» WHAT THE TASK ASKS
Reproduce these records line for line, without changing anything.

Rows from a layout dataset
"""
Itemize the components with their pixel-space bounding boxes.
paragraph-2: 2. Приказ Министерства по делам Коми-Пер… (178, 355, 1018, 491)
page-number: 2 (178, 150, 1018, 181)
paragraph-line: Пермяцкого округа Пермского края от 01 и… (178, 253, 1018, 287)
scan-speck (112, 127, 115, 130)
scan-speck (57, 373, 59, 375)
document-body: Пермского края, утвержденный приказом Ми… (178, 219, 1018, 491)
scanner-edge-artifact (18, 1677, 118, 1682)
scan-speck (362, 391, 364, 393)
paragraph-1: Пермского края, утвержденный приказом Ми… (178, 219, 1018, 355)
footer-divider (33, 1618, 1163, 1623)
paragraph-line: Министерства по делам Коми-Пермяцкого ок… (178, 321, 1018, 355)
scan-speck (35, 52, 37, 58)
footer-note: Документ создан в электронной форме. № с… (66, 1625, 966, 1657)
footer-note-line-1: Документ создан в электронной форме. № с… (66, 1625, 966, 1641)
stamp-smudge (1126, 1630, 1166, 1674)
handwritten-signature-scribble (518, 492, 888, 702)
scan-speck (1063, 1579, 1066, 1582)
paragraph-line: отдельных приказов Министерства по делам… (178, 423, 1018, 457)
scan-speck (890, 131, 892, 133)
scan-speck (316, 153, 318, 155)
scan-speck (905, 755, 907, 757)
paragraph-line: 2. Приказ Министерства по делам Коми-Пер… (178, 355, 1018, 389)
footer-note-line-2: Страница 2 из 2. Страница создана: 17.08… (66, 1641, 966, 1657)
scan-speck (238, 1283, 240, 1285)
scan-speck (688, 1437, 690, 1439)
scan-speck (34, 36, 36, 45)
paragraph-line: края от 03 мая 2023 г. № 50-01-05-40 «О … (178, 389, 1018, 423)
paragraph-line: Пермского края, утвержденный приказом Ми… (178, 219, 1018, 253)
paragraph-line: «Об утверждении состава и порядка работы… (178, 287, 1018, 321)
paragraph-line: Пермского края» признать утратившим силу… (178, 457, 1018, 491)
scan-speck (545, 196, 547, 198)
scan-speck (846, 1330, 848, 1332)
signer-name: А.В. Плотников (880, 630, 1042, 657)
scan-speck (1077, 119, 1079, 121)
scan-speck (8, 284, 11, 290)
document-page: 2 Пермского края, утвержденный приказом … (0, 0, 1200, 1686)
"""
» RIGHT ANSWER
Itemize the components with their pixel-space bounding boxes.
paragraph-2: 2. Приказ Министерства по делам Коми-Пер… (178, 355, 1018, 491)
page-number: 2 (178, 150, 1018, 181)
paragraph-line: Пермяцкого округа Пермского края от 01 и… (178, 253, 1018, 287)
scan-speck (112, 127, 115, 130)
scan-speck (57, 373, 59, 375)
document-body: Пермского края, утвержденный приказом Ми… (178, 219, 1018, 491)
scanner-edge-artifact (18, 1677, 118, 1682)
scan-speck (362, 391, 364, 393)
paragraph-1: Пермского края, утвержденный приказом Ми… (178, 219, 1018, 355)
footer-divider (33, 1618, 1163, 1623)
paragraph-line: Министерства по делам Коми-Пермяцкого ок… (178, 321, 1018, 355)
scan-speck (35, 52, 37, 58)
footer-note: Документ создан в электронной форме. № с… (66, 1625, 966, 1657)
footer-note-line-1: Документ создан в электронной форме. № с… (66, 1625, 966, 1641)
stamp-smudge (1126, 1630, 1166, 1674)
handwritten-signature-scribble (518, 492, 888, 702)
scan-speck (1063, 1579, 1066, 1582)
paragraph-line: отдельных приказов Министерства по делам… (178, 423, 1018, 457)
scan-speck (890, 131, 892, 133)
scan-speck (316, 153, 318, 155)
scan-speck (905, 755, 907, 757)
paragraph-line: 2. Приказ Министерства по делам Коми-Пер… (178, 355, 1018, 389)
footer-note-line-2: Страница 2 из 2. Страница создана: 17.08… (66, 1641, 966, 1657)
scan-speck (238, 1283, 240, 1285)
scan-speck (688, 1437, 690, 1439)
scan-speck (34, 36, 36, 45)
paragraph-line: края от 03 мая 2023 г. № 50-01-05-40 «О … (178, 389, 1018, 423)
paragraph-line: Пермского края, утвержденный приказом Ми… (178, 219, 1018, 253)
paragraph-line: «Об утверждении состава и порядка работы… (178, 287, 1018, 321)
paragraph-line: Пермского края» признать утратившим силу… (178, 457, 1018, 491)
scan-speck (545, 196, 547, 198)
scan-speck (846, 1330, 848, 1332)
signer-name: А.В. Плотников (880, 630, 1042, 657)
scan-speck (1077, 119, 1079, 121)
scan-speck (8, 284, 11, 290)
document-page: 2 Пермского края, утвержденный приказом … (0, 0, 1200, 1686)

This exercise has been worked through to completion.